## [Directions for this task]
Once the pictures are set aside, transcribe the remaining data exactly.

begin Data entries

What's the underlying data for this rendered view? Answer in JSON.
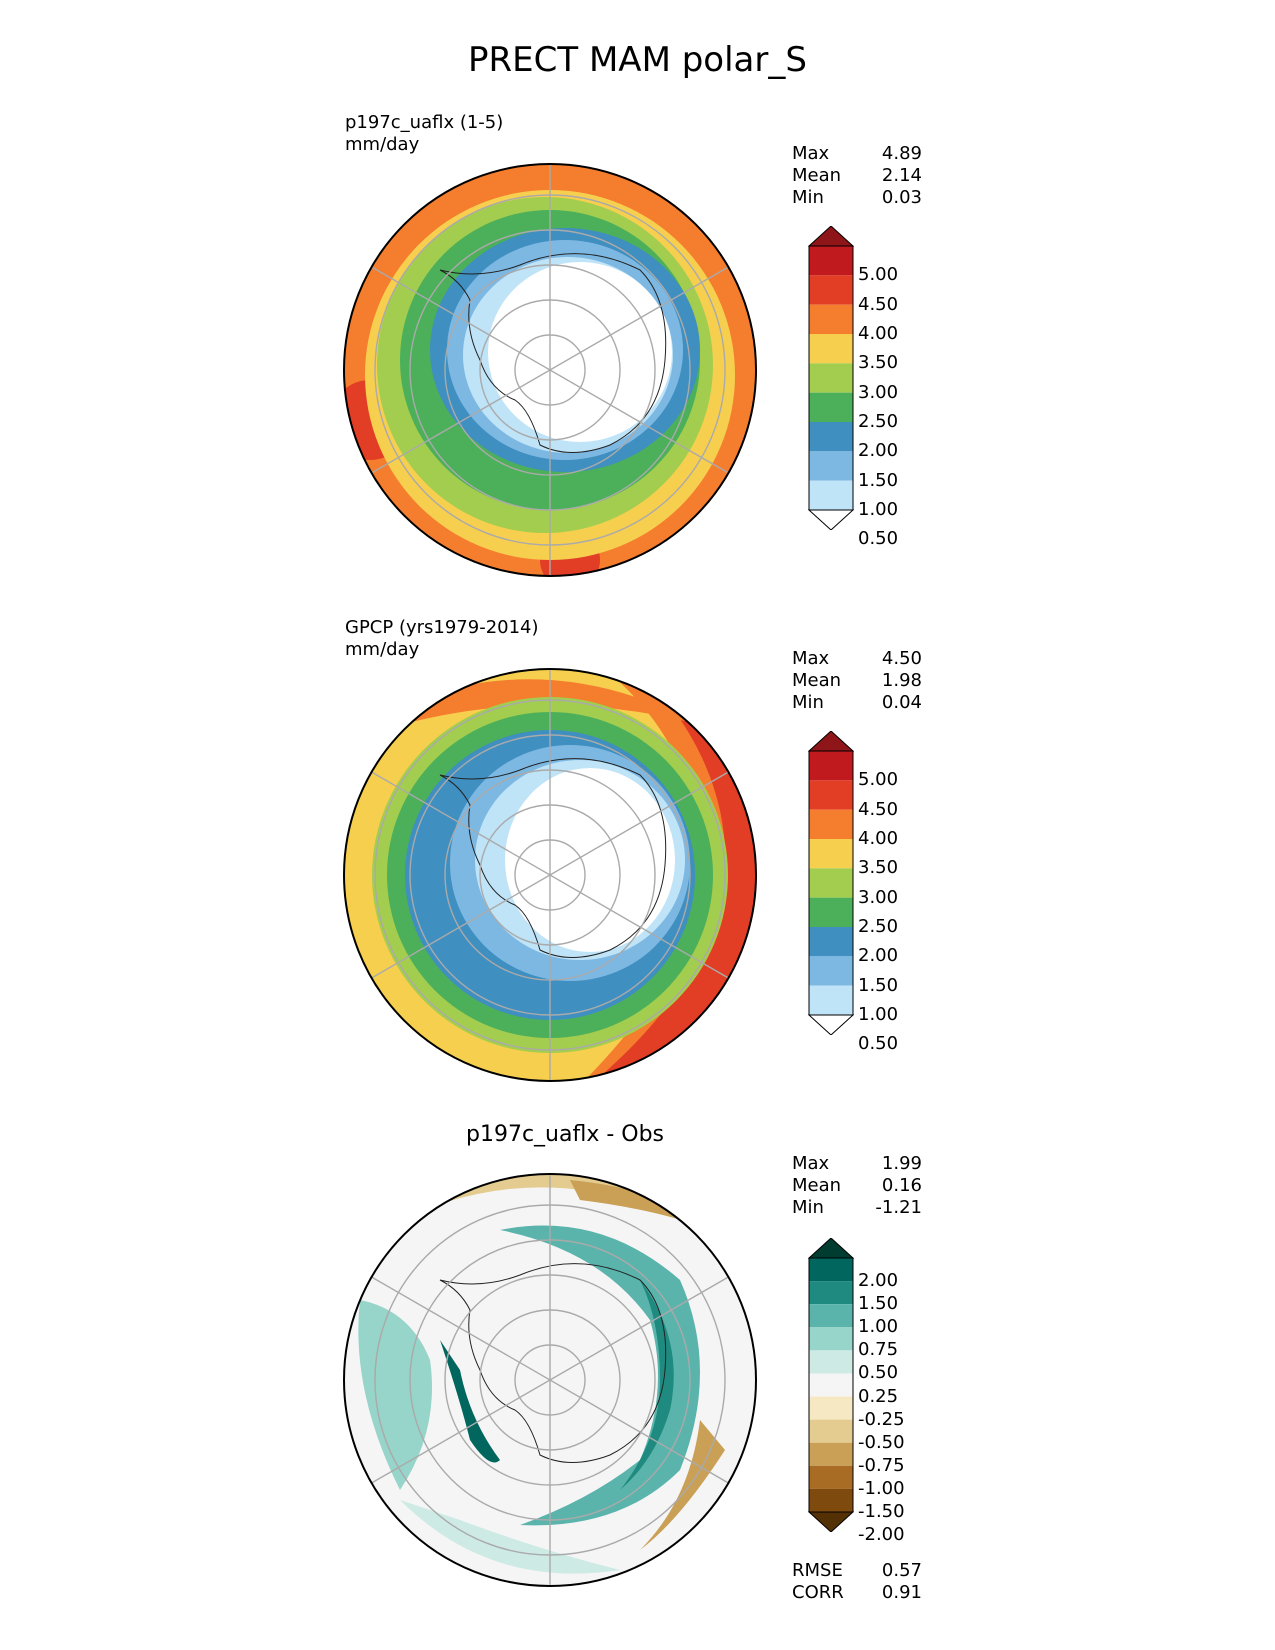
{
  "title": "PRECT MAM polar_S",
  "panels": [
    {
      "id": "model",
      "title_line1": "p197c_uaflx (1-5)",
      "title_line2": "mm/day",
      "stats": [
        {
          "label": "Max",
          "value": "4.89"
        },
        {
          "label": "Mean",
          "value": "2.14"
        },
        {
          "label": "Min",
          "value": "0.03"
        }
      ],
      "colorbar": {
        "labels": [
          "5.00",
          "4.50",
          "4.00",
          "3.50",
          "3.00",
          "2.50",
          "2.00",
          "1.50",
          "1.00",
          "0.50"
        ],
        "colors": [
          "#8e1518",
          "#c01a1f",
          "#e23e26",
          "#f57d2e",
          "#f7cf4f",
          "#a3cd4e",
          "#4caf5a",
          "#3f8fc1",
          "#7db8e3",
          "#bfe3f7",
          "#ffffff"
        ]
      }
    },
    {
      "id": "obs",
      "title_line1": "GPCP (yrs1979-2014)",
      "title_line2": "mm/day",
      "stats": [
        {
          "label": "Max",
          "value": "4.50"
        },
        {
          "label": "Mean",
          "value": "1.98"
        },
        {
          "label": "Min",
          "value": "0.04"
        }
      ],
      "colorbar": {
        "labels": [
          "5.00",
          "4.50",
          "4.00",
          "3.50",
          "3.00",
          "2.50",
          "2.00",
          "1.50",
          "1.00",
          "0.50"
        ],
        "colors": [
          "#8e1518",
          "#c01a1f",
          "#e23e26",
          "#f57d2e",
          "#f7cf4f",
          "#a3cd4e",
          "#4caf5a",
          "#3f8fc1",
          "#7db8e3",
          "#bfe3f7",
          "#ffffff"
        ]
      }
    },
    {
      "id": "diff",
      "title": "p197c_uaflx - Obs",
      "stats": [
        {
          "label": "Max",
          "value": "1.99"
        },
        {
          "label": "Mean",
          "value": "0.16"
        },
        {
          "label": "Min",
          "value": "-1.21"
        }
      ],
      "footer_stats": [
        {
          "label": "RMSE",
          "value": "0.57"
        },
        {
          "label": "CORR",
          "value": "0.91"
        }
      ],
      "colorbar": {
        "labels": [
          "2.00",
          "1.50",
          "1.00",
          "0.75",
          "0.50",
          "0.25",
          "-0.25",
          "-0.50",
          "-0.75",
          "-1.00",
          "-1.50",
          "-2.00"
        ],
        "colors": [
          "#003c30",
          "#01665e",
          "#1f8a7f",
          "#5ab4ac",
          "#97d4c9",
          "#cdeae5",
          "#f5f5f5",
          "#f6e8c3",
          "#e4cb8f",
          "#c9a055",
          "#a86c25",
          "#7f4a0e",
          "#543005"
        ]
      }
    }
  ]
}
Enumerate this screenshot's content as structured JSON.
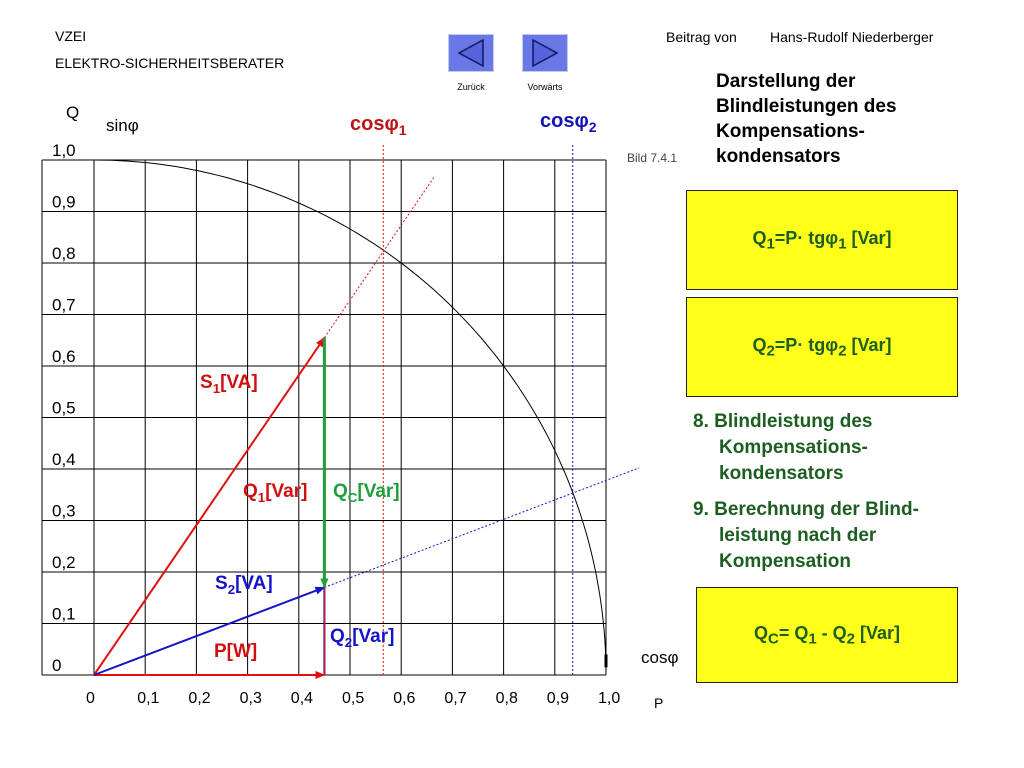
{
  "header": {
    "org": "VZEI",
    "subtitle": "ELEKTRO-SICHERHEITSBERATER",
    "contribution": "Beitrag von",
    "author": "Hans-Rudolf Niederberger"
  },
  "nav": {
    "back_label": "Zurück",
    "forward_label": "Vorwärts"
  },
  "figure_ref": "Bild 7.4.1",
  "title_lines": [
    "Darstellung der",
    "Blindleistungen des",
    "Kompensations-",
    "kondensators"
  ],
  "formulas": {
    "q1": {
      "pre": "Q",
      "sub": "1",
      "mid": "=P· tgφ",
      "sub2": "1",
      "post": " [Var]"
    },
    "q2": {
      "pre": "Q",
      "sub": "2",
      "mid": "=P· tgφ",
      "sub2": "2",
      "post": " [Var]"
    },
    "qc": {
      "pre": "Q",
      "sub": "C",
      "mid": "= Q",
      "sub2": "1",
      "mid2": " - Q",
      "sub3": "2",
      "post": "  [Var]"
    }
  },
  "steps": {
    "step8": [
      "8. Blindleistung des",
      "Kompensations-",
      "kondensators"
    ],
    "step9": [
      "9. Berechnung der Blind-",
      "leistung nach der",
      "Kompensation"
    ]
  },
  "colors": {
    "red": "#e01010",
    "blue": "#1414c8",
    "green": "#1f9e3a",
    "dark_green": "#1b5e20",
    "box_yellow": "#ffff1a",
    "nav_blue": "#6a78e6"
  },
  "chart_data": {
    "type": "line",
    "xlabel": "P",
    "ylabel": "Q",
    "x_axis_name": "cosφ",
    "y_axis_name": "sinφ",
    "xlim": [
      0,
      1.0
    ],
    "ylim": [
      0,
      1.0
    ],
    "xticks": [
      "0",
      "0,1",
      "0,2",
      "0,3",
      "0,4",
      "0,5",
      "0,6",
      "0,7",
      "0,8",
      "0,9",
      "1,0"
    ],
    "yticks": [
      "0",
      "0,1",
      "0,2",
      "0,3",
      "0,4",
      "0,5",
      "0,6",
      "0,7",
      "0,8",
      "0,9",
      "1,0"
    ],
    "grid": true,
    "unit_circle": true,
    "cos_phi1": 0.565,
    "cos_phi2": 0.935,
    "P": 0.45,
    "Q1": 0.655,
    "Q2": 0.17,
    "cos_phi1_label": {
      "base": "cosφ",
      "sub": "1"
    },
    "cos_phi2_label": {
      "base": "cosφ",
      "sub": "2"
    },
    "labels": {
      "S1": {
        "base": "S",
        "sub": "1",
        "post": "[VA]"
      },
      "Q1": {
        "base": "Q",
        "sub": "1",
        "post": "[Var]"
      },
      "QC": {
        "base": "Q",
        "sub": "C",
        "post": "[Var]"
      },
      "S2": {
        "base": "S",
        "sub": "2",
        "post": "[VA]"
      },
      "Q2": {
        "base": "Q",
        "sub": "2",
        "post": "[Var]"
      },
      "P": {
        "base": "P[W]"
      }
    }
  }
}
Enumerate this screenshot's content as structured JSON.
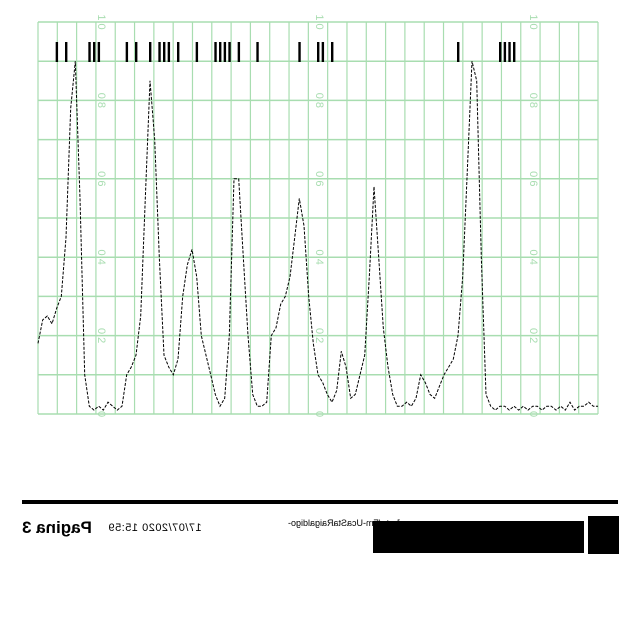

end Data entries

## [In response]
What's the underlying data for this rendered view? Answer in JSON.
{
  "title": "PRECT MAM polar_S",
  "panels": [
    {
      "id": "model",
      "title_line1": "p197c_uaflx (1-5)",
      "title_line2": "mm/day",
      "stats": [
        {
          "label": "Max",
          "value": "4.89"
        },
        {
          "label": "Mean",
          "value": "2.14"
        },
        {
          "label": "Min",
          "value": "0.03"
        }
      ],
      "colorbar": {
        "labels": [
          "5.00",
          "4.50",
          "4.00",
          "3.50",
          "3.00",
          "2.50",
          "2.00",
          "1.50",
          "1.00",
          "0.50"
        ],
        "colors": [
          "#8e1518",
          "#c01a1f",
          "#e23e26",
          "#f57d2e",
          "#f7cf4f",
          "#a3cd4e",
          "#4caf5a",
          "#3f8fc1",
          "#7db8e3",
          "#bfe3f7",
          "#ffffff"
        ]
      }
    },
    {
      "id": "obs",
      "title_line1": "GPCP (yrs1979-2014)",
      "title_line2": "mm/day",
      "stats": [
        {
          "label": "Max",
          "value": "4.50"
        },
        {
          "label": "Mean",
          "value": "1.98"
        },
        {
          "label": "Min",
          "value": "0.04"
        }
      ],
      "colorbar": {
        "labels": [
          "5.00",
          "4.50",
          "4.00",
          "3.50",
          "3.00",
          "2.50",
          "2.00",
          "1.50",
          "1.00",
          "0.50"
        ],
        "colors": [
          "#8e1518",
          "#c01a1f",
          "#e23e26",
          "#f57d2e",
          "#f7cf4f",
          "#a3cd4e",
          "#4caf5a",
          "#3f8fc1",
          "#7db8e3",
          "#bfe3f7",
          "#ffffff"
        ]
      }
    },
    {
      "id": "diff",
      "title": "p197c_uaflx - Obs",
      "stats": [
        {
          "label": "Max",
          "value": "1.99"
        },
        {
          "label": "Mean",
          "value": "0.16"
        },
        {
          "label": "Min",
          "value": "-1.21"
        }
      ],
      "footer_stats": [
        {
          "label": "RMSE",
          "value": "0.57"
        },
        {
          "label": "CORR",
          "value": "0.91"
        }
      ],
      "colorbar": {
        "labels": [
          "2.00",
          "1.50",
          "1.00",
          "0.75",
          "0.50",
          "0.25",
          "-0.25",
          "-0.50",
          "-0.75",
          "-1.00",
          "-1.50",
          "-2.00"
        ],
        "colors": [
          "#003c30",
          "#01665e",
          "#1f8a7f",
          "#5ab4ac",
          "#97d4c9",
          "#cdeae5",
          "#f5f5f5",
          "#f6e8c3",
          "#e4cb8f",
          "#c9a055",
          "#a86c25",
          "#7f4a0e",
          "#543005"
        ]
      }
    }
  ]
}
Enumerate this screenshot's content as structured JSON.
{
  "header": {
    "org": "VZEI",
    "subtitle": "ELEKTRO-SICHERHEITSBERATER",
    "contribution": "Beitrag von",
    "author": "Hans-Rudolf Niederberger"
  },
  "nav": {
    "back_label": "Zurück",
    "forward_label": "Vorwärts"
  },
  "figure_ref": "Bild 7.4.1",
  "title_lines": [
    "Darstellung der",
    "Blindleistungen des",
    "Kompensations-",
    "kondensators"
  ],
  "formulas": {
    "q1": {
      "pre": "Q",
      "sub": "1",
      "mid": "=P· tgφ",
      "sub2": "1",
      "post": " [Var]"
    },
    "q2": {
      "pre": "Q",
      "sub": "2",
      "mid": "=P· tgφ",
      "sub2": "2",
      "post": " [Var]"
    },
    "qc": {
      "pre": "Q",
      "sub": "C",
      "mid": "= Q",
      "sub2": "1",
      "mid2": " - Q",
      "sub3": "2",
      "post": "  [Var]"
    }
  },
  "steps": {
    "step8": [
      "8. Blindleistung des",
      "Kompensations-",
      "kondensators"
    ],
    "step9": [
      "9. Berechnung der Blind-",
      "leistung nach der",
      "Kompensation"
    ]
  },
  "colors": {
    "red": "#e01010",
    "blue": "#1414c8",
    "green": "#1f9e3a",
    "dark_green": "#1b5e20",
    "box_yellow": "#ffff1a",
    "nav_blue": "#6a78e6"
  },
  "chart_data": {
    "type": "line",
    "xlabel": "P",
    "ylabel": "Q",
    "x_axis_name": "cosφ",
    "y_axis_name": "sinφ",
    "xlim": [
      0,
      1.0
    ],
    "ylim": [
      0,
      1.0
    ],
    "xticks": [
      "0",
      "0,1",
      "0,2",
      "0,3",
      "0,4",
      "0,5",
      "0,6",
      "0,7",
      "0,8",
      "0,9",
      "1,0"
    ],
    "yticks": [
      "0",
      "0,1",
      "0,2",
      "0,3",
      "0,4",
      "0,5",
      "0,6",
      "0,7",
      "0,8",
      "0,9",
      "1,0"
    ],
    "grid": true,
    "unit_circle": true,
    "cos_phi1": 0.565,
    "cos_phi2": 0.935,
    "P": 0.45,
    "Q1": 0.655,
    "Q2": 0.17,
    "cos_phi1_label": {
      "base": "cosφ",
      "sub": "1"
    },
    "cos_phi2_label": {
      "base": "cosφ",
      "sub": "2"
    },
    "labels": {
      "S1": {
        "base": "S",
        "sub": "1",
        "post": "[VA]"
      },
      "Q1": {
        "base": "Q",
        "sub": "1",
        "post": "[Var]"
      },
      "QC": {
        "base": "Q",
        "sub": "C",
        "post": "[Var]"
      },
      "S2": {
        "base": "S",
        "sub": "2",
        "post": "[VA]"
      },
      "Q2": {
        "base": "Q",
        "sub": "2",
        "post": "[Var]"
      },
      "P": {
        "base": "P[W]"
      }
    }
  }
}
Enumerate this screenshot's content as structured JSON.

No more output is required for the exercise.